- TASK: Repeat all of the data precisely.

--- BEGIN DATASET RECORDS ---

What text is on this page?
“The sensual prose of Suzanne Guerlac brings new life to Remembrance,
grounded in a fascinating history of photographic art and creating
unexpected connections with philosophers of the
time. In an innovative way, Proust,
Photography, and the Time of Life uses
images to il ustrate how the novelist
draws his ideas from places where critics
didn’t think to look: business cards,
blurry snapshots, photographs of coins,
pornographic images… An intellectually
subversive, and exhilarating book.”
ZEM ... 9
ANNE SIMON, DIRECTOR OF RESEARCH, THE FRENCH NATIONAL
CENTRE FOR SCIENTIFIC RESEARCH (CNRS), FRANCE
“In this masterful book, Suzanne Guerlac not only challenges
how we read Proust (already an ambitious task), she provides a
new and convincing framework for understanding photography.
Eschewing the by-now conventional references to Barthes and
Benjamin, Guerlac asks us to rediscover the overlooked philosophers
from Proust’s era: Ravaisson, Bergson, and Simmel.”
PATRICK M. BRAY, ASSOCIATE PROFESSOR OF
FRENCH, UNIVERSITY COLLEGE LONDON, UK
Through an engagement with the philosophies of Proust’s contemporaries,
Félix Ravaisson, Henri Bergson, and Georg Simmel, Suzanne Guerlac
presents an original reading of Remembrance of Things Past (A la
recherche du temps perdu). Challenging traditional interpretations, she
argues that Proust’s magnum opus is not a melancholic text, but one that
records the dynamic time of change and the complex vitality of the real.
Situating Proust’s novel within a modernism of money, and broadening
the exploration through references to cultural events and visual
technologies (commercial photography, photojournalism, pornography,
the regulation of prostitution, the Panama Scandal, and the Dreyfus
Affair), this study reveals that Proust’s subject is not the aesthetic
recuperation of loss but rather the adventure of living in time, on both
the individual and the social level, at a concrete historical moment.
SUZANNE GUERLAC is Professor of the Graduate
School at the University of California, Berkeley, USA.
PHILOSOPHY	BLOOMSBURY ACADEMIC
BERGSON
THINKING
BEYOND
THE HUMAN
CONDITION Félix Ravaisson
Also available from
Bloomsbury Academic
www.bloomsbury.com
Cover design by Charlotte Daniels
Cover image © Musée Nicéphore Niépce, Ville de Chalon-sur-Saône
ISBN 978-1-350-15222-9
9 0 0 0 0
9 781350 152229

--- END DATASET RECORDS ---

- RESPONSE FOR THIS EXERCISE:
What text is on this page?
“The sensual prose of Suzanne Guerlac brings new life to Remembrance,
grounded in a fascinating history of photographic art and creating
unexpected connections with philosophers of the
time. In an innovative way, Proust,
Photography, and the Time of Life uses
images to il ustrate how the novelist
draws his ideas from places where critics
didn’t think to look: business cards,
blurry snapshots, photographs of coins,
pornographic images… An intellectually
subversive, and exhilarating book.”
ZEM ... 9
ANNE SIMON, DIRECTOR OF RESEARCH, THE FRENCH NATIONAL
CENTRE FOR SCIENTIFIC RESEARCH (CNRS), FRANCE
“In this masterful book, Suzanne Guerlac not only challenges
how we read Proust (already an ambitious task), she provides a
new and convincing framework for understanding photography.
Eschewing the by-now conventional references to Barthes and
Benjamin, Guerlac asks us to rediscover the overlooked philosophers
from Proust’s era: Ravaisson, Bergson, and Simmel.”
PATRICK M. BRAY, ASSOCIATE PROFESSOR OF
FRENCH, UNIVERSITY COLLEGE LONDON, UK
Through an engagement with the philosophies of Proust’s contemporaries,
Félix Ravaisson, Henri Bergson, and Georg Simmel, Suzanne Guerlac
presents an original reading of Remembrance of Things Past (A la
recherche du temps perdu). Challenging traditional interpretations, she
argues that Proust’s magnum opus is not a melancholic text, but one that
records the dynamic time of change and the complex vitality of the real.
Situating Proust’s novel within a modernism of money, and broadening
the exploration through references to cultural events and visual
technologies (commercial photography, photojournalism, pornography,
the regulation of prostitution, the Panama Scandal, and the Dreyfus
Affair), this study reveals that Proust’s subject is not the aesthetic
recuperation of loss but rather the adventure of living in time, on both
the individual and the social level, at a concrete historical moment.
SUZANNE GUERLAC is Professor of the Graduate
School at the University of California, Berkeley, USA.
PHILOSOPHY	BLOOMSBURY ACADEMIC
BERGSON
THINKING
BEYOND
THE HUMAN
CONDITION Félix Ravaisson
Also available from
Bloomsbury Academic
www.bloomsbury.com
Cover design by Charlotte Daniels
Cover image © Musée Nicéphore Niépce, Ville de Chalon-sur-Saône
ISBN 978-1-350-15222-9
9 0 0 0 0
9 781350 152229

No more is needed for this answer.